(Beginning of Records for this task)

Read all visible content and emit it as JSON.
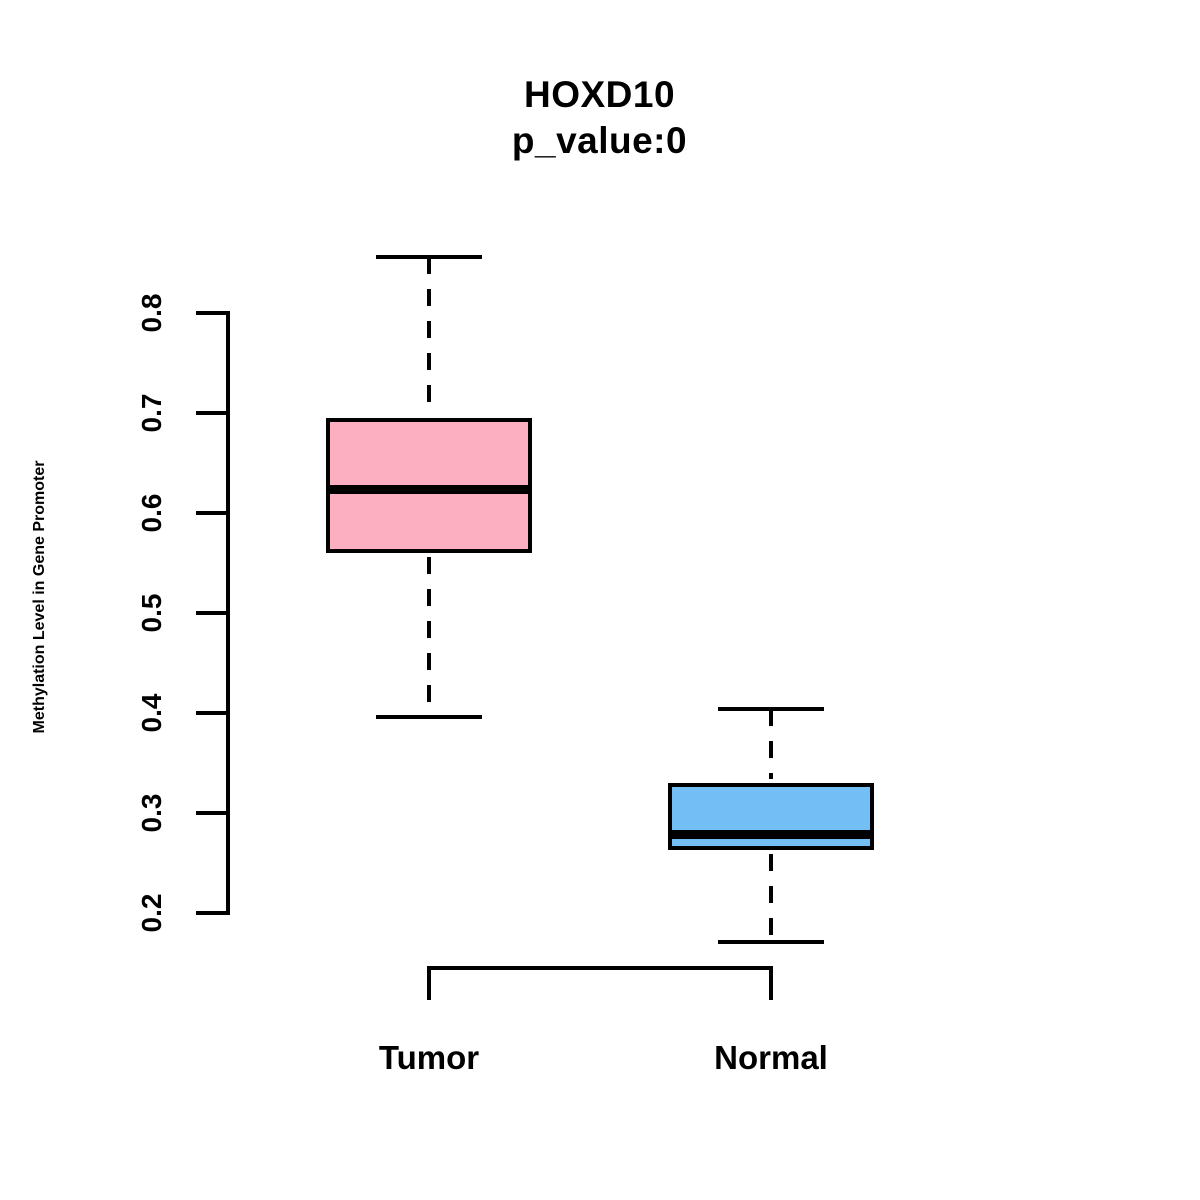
{
  "chart_data": {
    "type": "boxplot",
    "title": "HOXD10",
    "subtitle": "p_value:0",
    "ylabel": "Methylation Level in Gene Promoter",
    "xlabel": "",
    "categories": [
      "Tumor",
      "Normal"
    ],
    "yticks": [
      "0.2",
      "0.3",
      "0.4",
      "0.5",
      "0.6",
      "0.7",
      "0.8"
    ],
    "ylim": [
      0.2,
      0.8
    ],
    "grid": false,
    "legend": "none",
    "series": [
      {
        "name": "Tumor",
        "fill_color": "#FCAFC1",
        "border_color": "#000000",
        "whisker_low": 0.396,
        "q1": 0.56,
        "median": 0.624,
        "q3": 0.695,
        "whisker_high": 0.856
      },
      {
        "name": "Normal",
        "fill_color": "#73BEF5",
        "border_color": "#000000",
        "whisker_low": 0.171,
        "q1": 0.263,
        "median": 0.279,
        "q3": 0.33,
        "whisker_high": 0.404
      }
    ]
  }
}
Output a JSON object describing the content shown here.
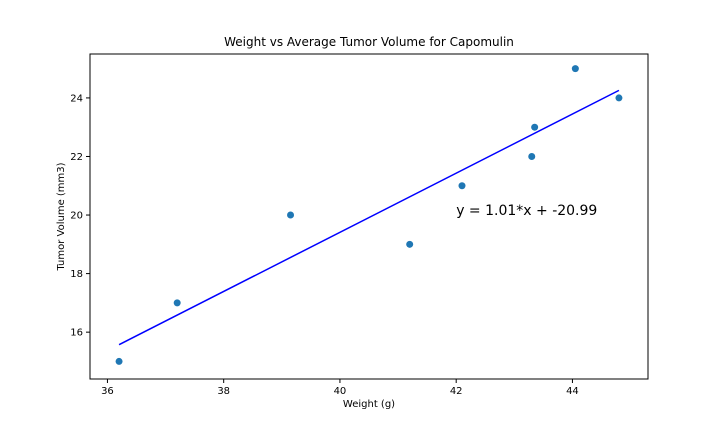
{
  "chart_data": {
    "type": "scatter",
    "title": "Weight vs Average Tumor Volume for Capomulin",
    "xlabel": "Weight (g)",
    "ylabel": "Tumor Volume (mm3)",
    "xlim": [
      35.7,
      45.3
    ],
    "ylim": [
      14.4,
      25.5
    ],
    "xticks": [
      36,
      38,
      40,
      42,
      44
    ],
    "yticks": [
      16,
      18,
      20,
      22,
      24
    ],
    "grid": false,
    "colors": {
      "points": "#1f77b4",
      "regression": "#0000ff"
    },
    "points": [
      {
        "x": 36.2,
        "y": 15.0
      },
      {
        "x": 37.2,
        "y": 17.0
      },
      {
        "x": 39.15,
        "y": 20.0
      },
      {
        "x": 41.2,
        "y": 19.0
      },
      {
        "x": 42.1,
        "y": 21.0
      },
      {
        "x": 43.3,
        "y": 22.0
      },
      {
        "x": 43.35,
        "y": 23.0
      },
      {
        "x": 44.05,
        "y": 25.0
      },
      {
        "x": 44.8,
        "y": 24.0
      }
    ],
    "regression": {
      "slope": 1.01,
      "intercept": -20.99,
      "x_start": 36.2,
      "x_end": 44.8,
      "equation_label": "y = 1.01*x + -20.99",
      "label_anchor": {
        "x": 42.0,
        "y": 20.0
      }
    }
  }
}
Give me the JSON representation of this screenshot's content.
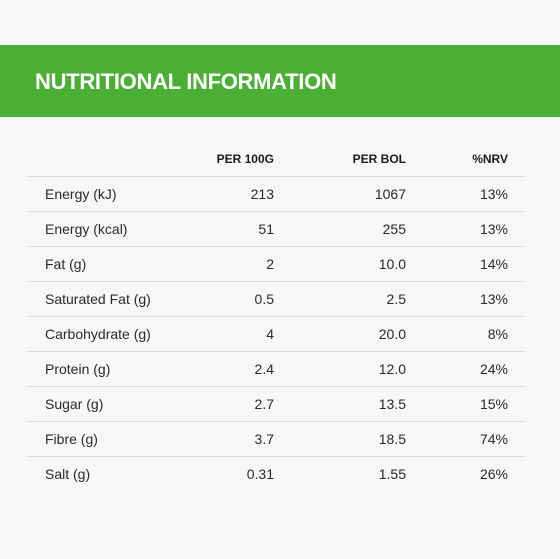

(End of Records for this task)

**Brief**
Your answer must be an exact copy of the records, with no pictures in it.

**Response below**
Read all visible content and emit it as JSON.
{
  "chart_data": {
    "type": "boxplot",
    "title": "HOXD10",
    "subtitle": "p_value:0",
    "ylabel": "Methylation Level in Gene Promoter",
    "xlabel": "",
    "categories": [
      "Tumor",
      "Normal"
    ],
    "yticks": [
      "0.2",
      "0.3",
      "0.4",
      "0.5",
      "0.6",
      "0.7",
      "0.8"
    ],
    "ylim": [
      0.2,
      0.8
    ],
    "grid": false,
    "legend": "none",
    "series": [
      {
        "name": "Tumor",
        "fill_color": "#FCAFC1",
        "border_color": "#000000",
        "whisker_low": 0.396,
        "q1": 0.56,
        "median": 0.624,
        "q3": 0.695,
        "whisker_high": 0.856
      },
      {
        "name": "Normal",
        "fill_color": "#73BEF5",
        "border_color": "#000000",
        "whisker_low": 0.171,
        "q1": 0.263,
        "median": 0.279,
        "q3": 0.33,
        "whisker_high": 0.404
      }
    ]
  }
}
Output a JSON object describing the content shown here.
{
  "chart_data": {
    "type": "scatter",
    "title": "Weight vs Average Tumor Volume for Capomulin",
    "xlabel": "Weight (g)",
    "ylabel": "Tumor Volume (mm3)",
    "xlim": [
      35.7,
      45.3
    ],
    "ylim": [
      14.4,
      25.5
    ],
    "xticks": [
      36,
      38,
      40,
      42,
      44
    ],
    "yticks": [
      16,
      18,
      20,
      22,
      24
    ],
    "grid": false,
    "colors": {
      "points": "#1f77b4",
      "regression": "#0000ff"
    },
    "points": [
      {
        "x": 36.2,
        "y": 15.0
      },
      {
        "x": 37.2,
        "y": 17.0
      },
      {
        "x": 39.15,
        "y": 20.0
      },
      {
        "x": 41.2,
        "y": 19.0
      },
      {
        "x": 42.1,
        "y": 21.0
      },
      {
        "x": 43.3,
        "y": 22.0
      },
      {
        "x": 43.35,
        "y": 23.0
      },
      {
        "x": 44.05,
        "y": 25.0
      },
      {
        "x": 44.8,
        "y": 24.0
      }
    ],
    "regression": {
      "slope": 1.01,
      "intercept": -20.99,
      "x_start": 36.2,
      "x_end": 44.8,
      "equation_label": "y = 1.01*x + -20.99",
      "label_anchor": {
        "x": 42.0,
        "y": 20.0
      }
    }
  }
}
Give me the JSON representation of this screenshot's content.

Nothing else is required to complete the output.